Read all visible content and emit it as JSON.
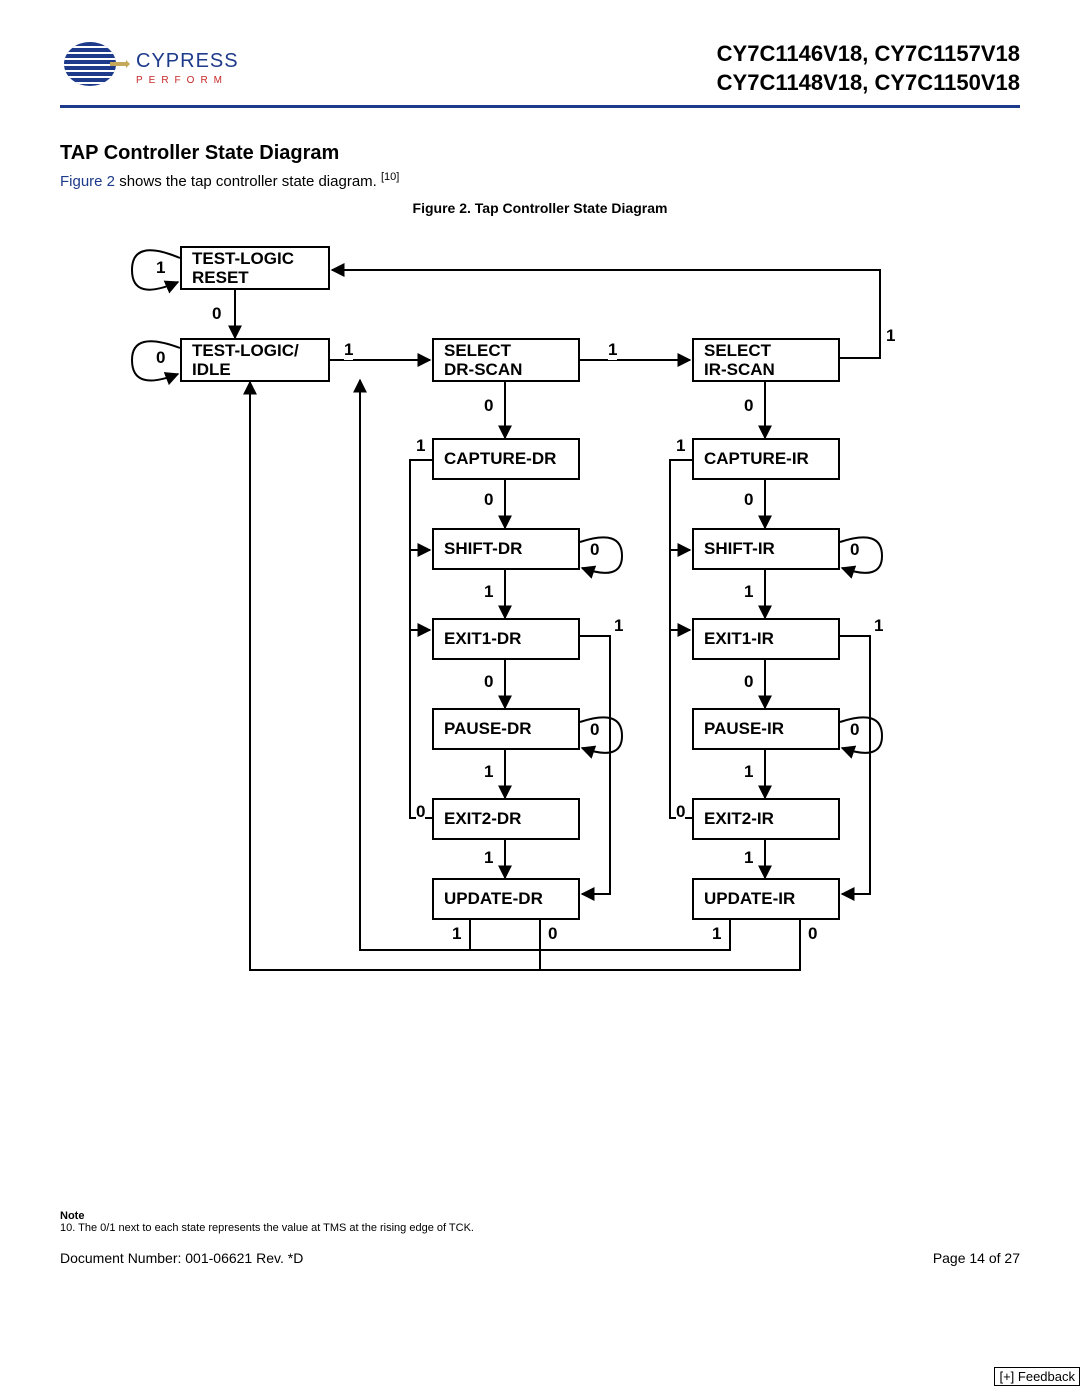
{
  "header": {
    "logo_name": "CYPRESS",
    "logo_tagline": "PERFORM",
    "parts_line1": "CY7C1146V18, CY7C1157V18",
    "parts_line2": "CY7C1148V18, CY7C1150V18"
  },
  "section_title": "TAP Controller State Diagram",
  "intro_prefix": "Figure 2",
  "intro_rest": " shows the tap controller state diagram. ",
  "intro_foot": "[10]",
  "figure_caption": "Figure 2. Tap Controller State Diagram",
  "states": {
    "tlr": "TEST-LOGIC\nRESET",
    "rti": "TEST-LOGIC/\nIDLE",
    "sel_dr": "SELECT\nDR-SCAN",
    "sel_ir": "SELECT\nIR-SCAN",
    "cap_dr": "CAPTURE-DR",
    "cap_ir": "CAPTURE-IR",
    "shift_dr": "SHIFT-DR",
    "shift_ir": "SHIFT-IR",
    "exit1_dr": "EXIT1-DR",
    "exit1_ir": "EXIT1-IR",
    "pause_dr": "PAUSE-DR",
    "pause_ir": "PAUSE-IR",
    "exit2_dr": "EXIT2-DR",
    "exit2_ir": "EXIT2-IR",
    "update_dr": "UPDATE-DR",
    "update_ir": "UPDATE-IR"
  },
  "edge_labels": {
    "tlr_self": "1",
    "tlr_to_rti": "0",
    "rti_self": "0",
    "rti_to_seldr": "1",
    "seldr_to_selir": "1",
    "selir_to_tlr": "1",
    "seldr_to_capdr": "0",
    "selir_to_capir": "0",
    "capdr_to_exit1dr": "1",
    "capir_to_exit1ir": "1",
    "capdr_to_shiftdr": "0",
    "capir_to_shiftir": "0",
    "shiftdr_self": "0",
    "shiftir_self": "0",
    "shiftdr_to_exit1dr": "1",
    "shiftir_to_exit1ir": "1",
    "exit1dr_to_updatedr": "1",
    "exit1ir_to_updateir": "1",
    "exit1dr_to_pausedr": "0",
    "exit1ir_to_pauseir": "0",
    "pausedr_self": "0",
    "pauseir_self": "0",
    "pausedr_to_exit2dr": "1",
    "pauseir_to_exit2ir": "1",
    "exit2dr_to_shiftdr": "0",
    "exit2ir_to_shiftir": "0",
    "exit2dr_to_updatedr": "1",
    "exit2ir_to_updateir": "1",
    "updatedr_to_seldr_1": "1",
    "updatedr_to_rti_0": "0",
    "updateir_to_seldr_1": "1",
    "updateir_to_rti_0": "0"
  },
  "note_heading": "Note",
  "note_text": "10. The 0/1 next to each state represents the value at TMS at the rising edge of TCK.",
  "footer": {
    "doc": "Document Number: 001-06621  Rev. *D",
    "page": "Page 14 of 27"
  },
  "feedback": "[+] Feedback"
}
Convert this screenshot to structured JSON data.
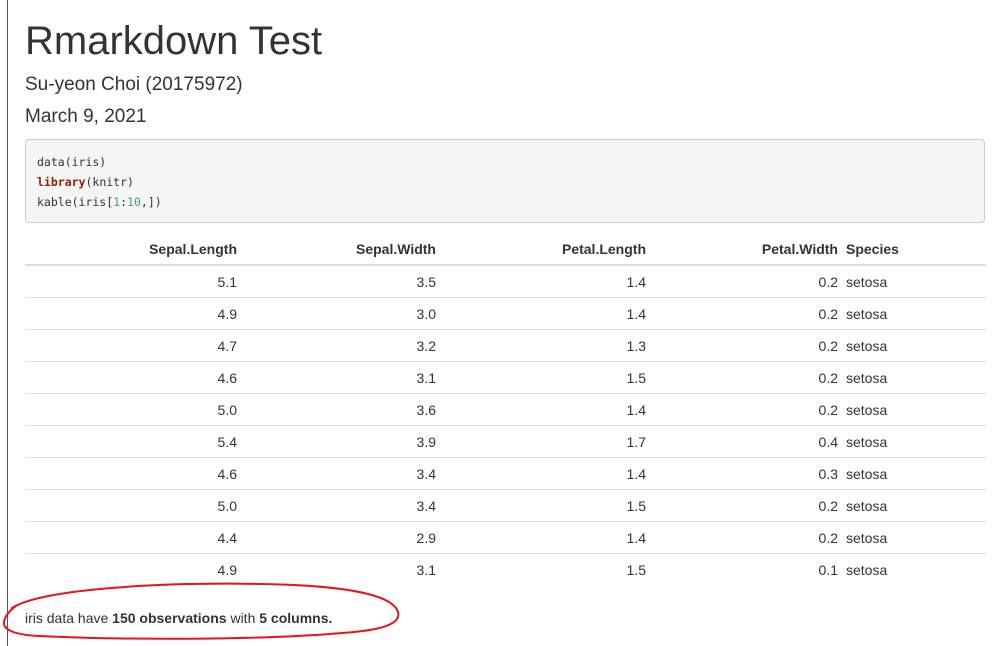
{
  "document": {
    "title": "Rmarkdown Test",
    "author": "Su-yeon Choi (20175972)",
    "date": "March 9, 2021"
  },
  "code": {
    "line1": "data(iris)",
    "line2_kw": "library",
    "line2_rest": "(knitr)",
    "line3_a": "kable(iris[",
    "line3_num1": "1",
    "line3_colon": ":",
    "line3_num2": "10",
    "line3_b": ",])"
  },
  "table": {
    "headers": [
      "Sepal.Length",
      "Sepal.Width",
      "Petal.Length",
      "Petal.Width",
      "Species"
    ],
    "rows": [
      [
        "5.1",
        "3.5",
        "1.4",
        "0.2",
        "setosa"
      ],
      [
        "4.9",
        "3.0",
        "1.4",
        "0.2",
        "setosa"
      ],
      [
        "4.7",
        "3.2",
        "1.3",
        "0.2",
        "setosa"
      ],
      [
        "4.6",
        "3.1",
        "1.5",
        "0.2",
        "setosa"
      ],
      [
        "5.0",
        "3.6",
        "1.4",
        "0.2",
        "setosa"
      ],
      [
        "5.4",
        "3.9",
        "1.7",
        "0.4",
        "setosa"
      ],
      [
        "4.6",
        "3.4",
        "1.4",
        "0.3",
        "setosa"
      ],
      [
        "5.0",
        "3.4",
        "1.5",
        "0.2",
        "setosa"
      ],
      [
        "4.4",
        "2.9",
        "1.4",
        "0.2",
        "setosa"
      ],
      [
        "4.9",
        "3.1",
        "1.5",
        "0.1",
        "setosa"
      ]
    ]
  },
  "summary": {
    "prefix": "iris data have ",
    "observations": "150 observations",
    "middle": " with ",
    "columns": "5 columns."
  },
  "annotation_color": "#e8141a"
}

::::

GIVEN REQUEST:
Transcribe every record above exactly as written, leaving out any pictures.

RESULT OF THIS TASK:
Read all visible content and emit it as JSON.
{
  "header": {
    "logo_name": "CYPRESS",
    "logo_tagline": "PERFORM",
    "parts_line1": "CY7C1146V18, CY7C1157V18",
    "parts_line2": "CY7C1148V18, CY7C1150V18"
  },
  "section_title": "TAP Controller State Diagram",
  "intro_prefix": "Figure 2",
  "intro_rest": " shows the tap controller state diagram. ",
  "intro_foot": "[10]",
  "figure_caption": "Figure 2. Tap Controller State Diagram",
  "states": {
    "tlr": "TEST-LOGIC\nRESET",
    "rti": "TEST-LOGIC/\nIDLE",
    "sel_dr": "SELECT\nDR-SCAN",
    "sel_ir": "SELECT\nIR-SCAN",
    "cap_dr": "CAPTURE-DR",
    "cap_ir": "CAPTURE-IR",
    "shift_dr": "SHIFT-DR",
    "shift_ir": "SHIFT-IR",
    "exit1_dr": "EXIT1-DR",
    "exit1_ir": "EXIT1-IR",
    "pause_dr": "PAUSE-DR",
    "pause_ir": "PAUSE-IR",
    "exit2_dr": "EXIT2-DR",
    "exit2_ir": "EXIT2-IR",
    "update_dr": "UPDATE-DR",
    "update_ir": "UPDATE-IR"
  },
  "edge_labels": {
    "tlr_self": "1",
    "tlr_to_rti": "0",
    "rti_self": "0",
    "rti_to_seldr": "1",
    "seldr_to_selir": "1",
    "selir_to_tlr": "1",
    "seldr_to_capdr": "0",
    "selir_to_capir": "0",
    "capdr_to_exit1dr": "1",
    "capir_to_exit1ir": "1",
    "capdr_to_shiftdr": "0",
    "capir_to_shiftir": "0",
    "shiftdr_self": "0",
    "shiftir_self": "0",
    "shiftdr_to_exit1dr": "1",
    "shiftir_to_exit1ir": "1",
    "exit1dr_to_updatedr": "1",
    "exit1ir_to_updateir": "1",
    "exit1dr_to_pausedr": "0",
    "exit1ir_to_pauseir": "0",
    "pausedr_self": "0",
    "pauseir_self": "0",
    "pausedr_to_exit2dr": "1",
    "pauseir_to_exit2ir": "1",
    "exit2dr_to_shiftdr": "0",
    "exit2ir_to_shiftir": "0",
    "exit2dr_to_updatedr": "1",
    "exit2ir_to_updateir": "1",
    "updatedr_to_seldr_1": "1",
    "updatedr_to_rti_0": "0",
    "updateir_to_seldr_1": "1",
    "updateir_to_rti_0": "0"
  },
  "note_heading": "Note",
  "note_text": "10. The 0/1 next to each state represents the value at TMS at the rising edge of TCK.",
  "footer": {
    "doc": "Document Number: 001-06621  Rev. *D",
    "page": "Page 14 of 27"
  },
  "feedback": "[+] Feedback"
}
Convert this screenshot to structured JSON data.
{
  "document": {
    "title": "Rmarkdown Test",
    "author": "Su-yeon Choi (20175972)",
    "date": "March 9, 2021"
  },
  "code": {
    "line1": "data(iris)",
    "line2_kw": "library",
    "line2_rest": "(knitr)",
    "line3_a": "kable(iris[",
    "line3_num1": "1",
    "line3_colon": ":",
    "line3_num2": "10",
    "line3_b": ",])"
  },
  "table": {
    "headers": [
      "Sepal.Length",
      "Sepal.Width",
      "Petal.Length",
      "Petal.Width",
      "Species"
    ],
    "rows": [
      [
        "5.1",
        "3.5",
        "1.4",
        "0.2",
        "setosa"
      ],
      [
        "4.9",
        "3.0",
        "1.4",
        "0.2",
        "setosa"
      ],
      [
        "4.7",
        "3.2",
        "1.3",
        "0.2",
        "setosa"
      ],
      [
        "4.6",
        "3.1",
        "1.5",
        "0.2",
        "setosa"
      ],
      [
        "5.0",
        "3.6",
        "1.4",
        "0.2",
        "setosa"
      ],
      [
        "5.4",
        "3.9",
        "1.7",
        "0.4",
        "setosa"
      ],
      [
        "4.6",
        "3.4",
        "1.4",
        "0.3",
        "setosa"
      ],
      [
        "5.0",
        "3.4",
        "1.5",
        "0.2",
        "setosa"
      ],
      [
        "4.4",
        "2.9",
        "1.4",
        "0.2",
        "setosa"
      ],
      [
        "4.9",
        "3.1",
        "1.5",
        "0.1",
        "setosa"
      ]
    ]
  },
  "summary": {
    "prefix": "iris data have ",
    "observations": "150 observations",
    "middle": " with ",
    "columns": "5 columns."
  },
  "annotation_color": "#e8141a"
}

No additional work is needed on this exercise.